◆ **Description of the task**:
Write out every entry word for word.

◆ **Materials provided**:
-- start --

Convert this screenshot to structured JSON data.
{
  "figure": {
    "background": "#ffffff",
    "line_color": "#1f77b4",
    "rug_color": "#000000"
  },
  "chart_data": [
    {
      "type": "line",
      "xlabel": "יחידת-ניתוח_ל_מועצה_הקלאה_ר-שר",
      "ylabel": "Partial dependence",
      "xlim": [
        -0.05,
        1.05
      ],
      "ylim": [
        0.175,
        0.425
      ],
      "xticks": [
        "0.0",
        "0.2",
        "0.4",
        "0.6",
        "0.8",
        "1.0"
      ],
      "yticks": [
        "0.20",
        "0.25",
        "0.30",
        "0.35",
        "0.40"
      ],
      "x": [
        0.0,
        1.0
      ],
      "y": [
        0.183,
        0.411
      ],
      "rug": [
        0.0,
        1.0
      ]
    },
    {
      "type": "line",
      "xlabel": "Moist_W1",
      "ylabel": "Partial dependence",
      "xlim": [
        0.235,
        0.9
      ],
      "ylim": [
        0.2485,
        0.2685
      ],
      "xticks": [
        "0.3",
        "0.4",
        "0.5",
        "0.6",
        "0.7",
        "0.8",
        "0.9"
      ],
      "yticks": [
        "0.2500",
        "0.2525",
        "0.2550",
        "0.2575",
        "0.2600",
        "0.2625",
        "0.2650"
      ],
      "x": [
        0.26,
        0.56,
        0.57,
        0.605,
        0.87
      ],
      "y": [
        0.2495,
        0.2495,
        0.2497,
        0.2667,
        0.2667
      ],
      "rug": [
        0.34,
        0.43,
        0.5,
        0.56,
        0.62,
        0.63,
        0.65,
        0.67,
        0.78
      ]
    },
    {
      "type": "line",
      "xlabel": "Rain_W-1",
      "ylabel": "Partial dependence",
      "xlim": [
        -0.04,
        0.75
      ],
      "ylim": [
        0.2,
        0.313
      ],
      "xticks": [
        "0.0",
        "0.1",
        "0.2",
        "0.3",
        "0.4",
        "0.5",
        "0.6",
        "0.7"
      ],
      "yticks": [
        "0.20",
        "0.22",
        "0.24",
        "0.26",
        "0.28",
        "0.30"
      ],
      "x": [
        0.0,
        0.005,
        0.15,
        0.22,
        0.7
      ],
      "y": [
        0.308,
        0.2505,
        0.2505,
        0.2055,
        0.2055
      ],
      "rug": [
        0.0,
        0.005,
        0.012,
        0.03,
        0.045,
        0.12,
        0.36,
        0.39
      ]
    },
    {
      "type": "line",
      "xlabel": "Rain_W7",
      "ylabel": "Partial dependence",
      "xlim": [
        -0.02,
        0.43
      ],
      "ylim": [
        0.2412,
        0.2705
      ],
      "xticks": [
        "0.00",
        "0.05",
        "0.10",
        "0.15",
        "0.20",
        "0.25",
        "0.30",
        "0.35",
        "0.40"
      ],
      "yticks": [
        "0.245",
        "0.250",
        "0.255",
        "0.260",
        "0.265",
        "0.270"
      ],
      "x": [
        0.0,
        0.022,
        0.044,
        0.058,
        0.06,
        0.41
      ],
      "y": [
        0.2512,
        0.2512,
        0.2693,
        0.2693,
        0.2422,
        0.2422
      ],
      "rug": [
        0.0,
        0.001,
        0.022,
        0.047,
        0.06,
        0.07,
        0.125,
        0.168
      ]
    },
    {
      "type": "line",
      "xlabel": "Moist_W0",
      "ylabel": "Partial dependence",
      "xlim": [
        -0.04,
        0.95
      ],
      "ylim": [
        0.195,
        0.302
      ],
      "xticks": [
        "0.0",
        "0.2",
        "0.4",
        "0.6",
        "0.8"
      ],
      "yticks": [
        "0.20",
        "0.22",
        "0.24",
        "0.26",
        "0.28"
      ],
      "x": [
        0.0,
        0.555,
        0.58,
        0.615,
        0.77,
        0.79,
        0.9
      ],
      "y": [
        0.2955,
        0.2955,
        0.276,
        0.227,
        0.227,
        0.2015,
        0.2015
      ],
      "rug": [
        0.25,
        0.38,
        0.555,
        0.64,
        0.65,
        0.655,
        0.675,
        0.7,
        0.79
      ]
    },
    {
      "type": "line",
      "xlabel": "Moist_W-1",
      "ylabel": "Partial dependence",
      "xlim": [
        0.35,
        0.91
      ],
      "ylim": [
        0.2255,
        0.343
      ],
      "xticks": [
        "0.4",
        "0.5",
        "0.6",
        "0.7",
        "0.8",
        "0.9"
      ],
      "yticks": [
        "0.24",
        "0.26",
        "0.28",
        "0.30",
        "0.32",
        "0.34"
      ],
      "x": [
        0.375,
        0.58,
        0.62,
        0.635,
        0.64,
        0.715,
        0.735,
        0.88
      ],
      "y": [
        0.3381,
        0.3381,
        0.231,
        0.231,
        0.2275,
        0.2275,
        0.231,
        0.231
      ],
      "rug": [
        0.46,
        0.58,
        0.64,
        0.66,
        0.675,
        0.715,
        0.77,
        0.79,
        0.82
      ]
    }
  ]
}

-- end --

◆ **Output for this exercise**:
Convert this screenshot to structured JSON data.
{
  "figure": {
    "background": "#ffffff",
    "line_color": "#1f77b4",
    "rug_color": "#000000"
  },
  "chart_data": [
    {
      "type": "line",
      "xlabel": "יחידת-ניתוח_ל_מועצה_הקלאה_ר-שר",
      "ylabel": "Partial dependence",
      "xlim": [
        -0.05,
        1.05
      ],
      "ylim": [
        0.175,
        0.425
      ],
      "xticks": [
        "0.0",
        "0.2",
        "0.4",
        "0.6",
        "0.8",
        "1.0"
      ],
      "yticks": [
        "0.20",
        "0.25",
        "0.30",
        "0.35",
        "0.40"
      ],
      "x": [
        0.0,
        1.0
      ],
      "y": [
        0.183,
        0.411
      ],
      "rug": [
        0.0,
        1.0
      ]
    },
    {
      "type": "line",
      "xlabel": "Moist_W1",
      "ylabel": "Partial dependence",
      "xlim": [
        0.235,
        0.9
      ],
      "ylim": [
        0.2485,
        0.2685
      ],
      "xticks": [
        "0.3",
        "0.4",
        "0.5",
        "0.6",
        "0.7",
        "0.8",
        "0.9"
      ],
      "yticks": [
        "0.2500",
        "0.2525",
        "0.2550",
        "0.2575",
        "0.2600",
        "0.2625",
        "0.2650"
      ],
      "x": [
        0.26,
        0.56,
        0.57,
        0.605,
        0.87
      ],
      "y": [
        0.2495,
        0.2495,
        0.2497,
        0.2667,
        0.2667
      ],
      "rug": [
        0.34,
        0.43,
        0.5,
        0.56,
        0.62,
        0.63,
        0.65,
        0.67,
        0.78
      ]
    },
    {
      "type": "line",
      "xlabel": "Rain_W-1",
      "ylabel": "Partial dependence",
      "xlim": [
        -0.04,
        0.75
      ],
      "ylim": [
        0.2,
        0.313
      ],
      "xticks": [
        "0.0",
        "0.1",
        "0.2",
        "0.3",
        "0.4",
        "0.5",
        "0.6",
        "0.7"
      ],
      "yticks": [
        "0.20",
        "0.22",
        "0.24",
        "0.26",
        "0.28",
        "0.30"
      ],
      "x": [
        0.0,
        0.005,
        0.15,
        0.22,
        0.7
      ],
      "y": [
        0.308,
        0.2505,
        0.2505,
        0.2055,
        0.2055
      ],
      "rug": [
        0.0,
        0.005,
        0.012,
        0.03,
        0.045,
        0.12,
        0.36,
        0.39
      ]
    },
    {
      "type": "line",
      "xlabel": "Rain_W7",
      "ylabel": "Partial dependence",
      "xlim": [
        -0.02,
        0.43
      ],
      "ylim": [
        0.2412,
        0.2705
      ],
      "xticks": [
        "0.00",
        "0.05",
        "0.10",
        "0.15",
        "0.20",
        "0.25",
        "0.30",
        "0.35",
        "0.40"
      ],
      "yticks": [
        "0.245",
        "0.250",
        "0.255",
        "0.260",
        "0.265",
        "0.270"
      ],
      "x": [
        0.0,
        0.022,
        0.044,
        0.058,
        0.06,
        0.41
      ],
      "y": [
        0.2512,
        0.2512,
        0.2693,
        0.2693,
        0.2422,
        0.2422
      ],
      "rug": [
        0.0,
        0.001,
        0.022,
        0.047,
        0.06,
        0.07,
        0.125,
        0.168
      ]
    },
    {
      "type": "line",
      "xlabel": "Moist_W0",
      "ylabel": "Partial dependence",
      "xlim": [
        -0.04,
        0.95
      ],
      "ylim": [
        0.195,
        0.302
      ],
      "xticks": [
        "0.0",
        "0.2",
        "0.4",
        "0.6",
        "0.8"
      ],
      "yticks": [
        "0.20",
        "0.22",
        "0.24",
        "0.26",
        "0.28"
      ],
      "x": [
        0.0,
        0.555,
        0.58,
        0.615,
        0.77,
        0.79,
        0.9
      ],
      "y": [
        0.2955,
        0.2955,
        0.276,
        0.227,
        0.227,
        0.2015,
        0.2015
      ],
      "rug": [
        0.25,
        0.38,
        0.555,
        0.64,
        0.65,
        0.655,
        0.675,
        0.7,
        0.79
      ]
    },
    {
      "type": "line",
      "xlabel": "Moist_W-1",
      "ylabel": "Partial dependence",
      "xlim": [
        0.35,
        0.91
      ],
      "ylim": [
        0.2255,
        0.343
      ],
      "xticks": [
        "0.4",
        "0.5",
        "0.6",
        "0.7",
        "0.8",
        "0.9"
      ],
      "yticks": [
        "0.24",
        "0.26",
        "0.28",
        "0.30",
        "0.32",
        "0.34"
      ],
      "x": [
        0.375,
        0.58,
        0.62,
        0.635,
        0.64,
        0.715,
        0.735,
        0.88
      ],
      "y": [
        0.3381,
        0.3381,
        0.231,
        0.231,
        0.2275,
        0.2275,
        0.231,
        0.231
      ],
      "rug": [
        0.46,
        0.58,
        0.64,
        0.66,
        0.675,
        0.715,
        0.77,
        0.79,
        0.82
      ]
    }
  ]
}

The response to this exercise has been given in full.